## Start

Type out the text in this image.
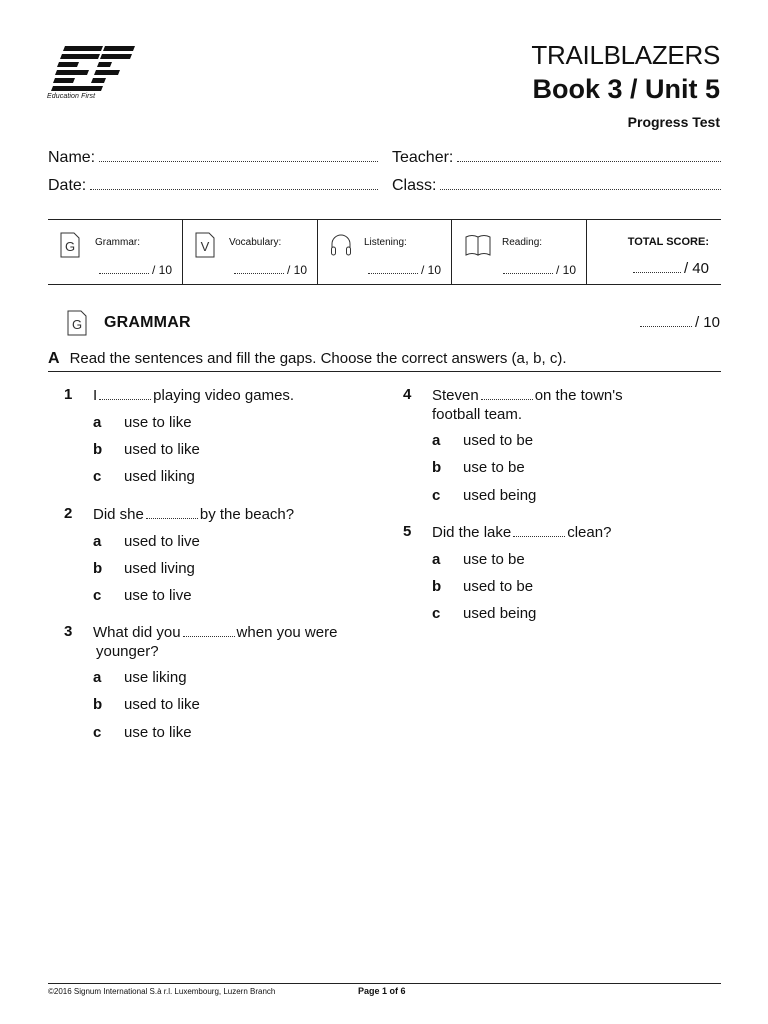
Education First
TRAILBLAZERS
Book 3 / Unit 5
Progress Test
Name:	Teacher:
Date:	Class:
G Grammar:
/ 10
V Vocabulary:
/ 10
Listening:
/ 10
Reading:
/ 10
TOTAL SCORE:
/ 40
G GRAMMAR	/ 10
A Read the sentences and fill the gaps. Choose the correct answers (a, b, c).
1 I	playing video games.
a use to like
b used to like
c used liking
2 Did she	by the beach?
a used to live
b used living
c use to live
3 What did you	when you were
younger?
a use liking
b used to like
c use to like
4 Steven	on the town's
football team.
a used to be
b use to be
c used being
5 Did the lake	clean?
a use to be
b used to be
c used being
©2016 Signum International S.à r.l. Luxembourg, Luzern Branch	Page 1 of 6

## End

** WHAT YOU ARE ASKED TO DO **
Set down the records in full and exactly. Do not carry over any image.

** OUTPUT FOR THIS TASK **
Type out the text in this image.
Education First
TRAILBLAZERS
Book 3 / Unit 5
Progress Test
Name:	Teacher:
Date:	Class:
G Grammar:
/ 10
V Vocabulary:
/ 10
Listening:
/ 10
Reading:
/ 10
TOTAL SCORE:
/ 40
G GRAMMAR	/ 10
A Read the sentences and fill the gaps. Choose the correct answers (a, b, c).
1 I	playing video games.
a use to like
b used to like
c used liking
2 Did she	by the beach?
a used to live
b used living
c use to live
3 What did you	when you were
younger?
a use liking
b used to like
c use to like
4 Steven	on the town's
football team.
a used to be
b use to be
c used being
5 Did the lake	clean?
a use to be
b used to be
c used being
©2016 Signum International S.à r.l. Luxembourg, Luzern Branch	Page 1 of 6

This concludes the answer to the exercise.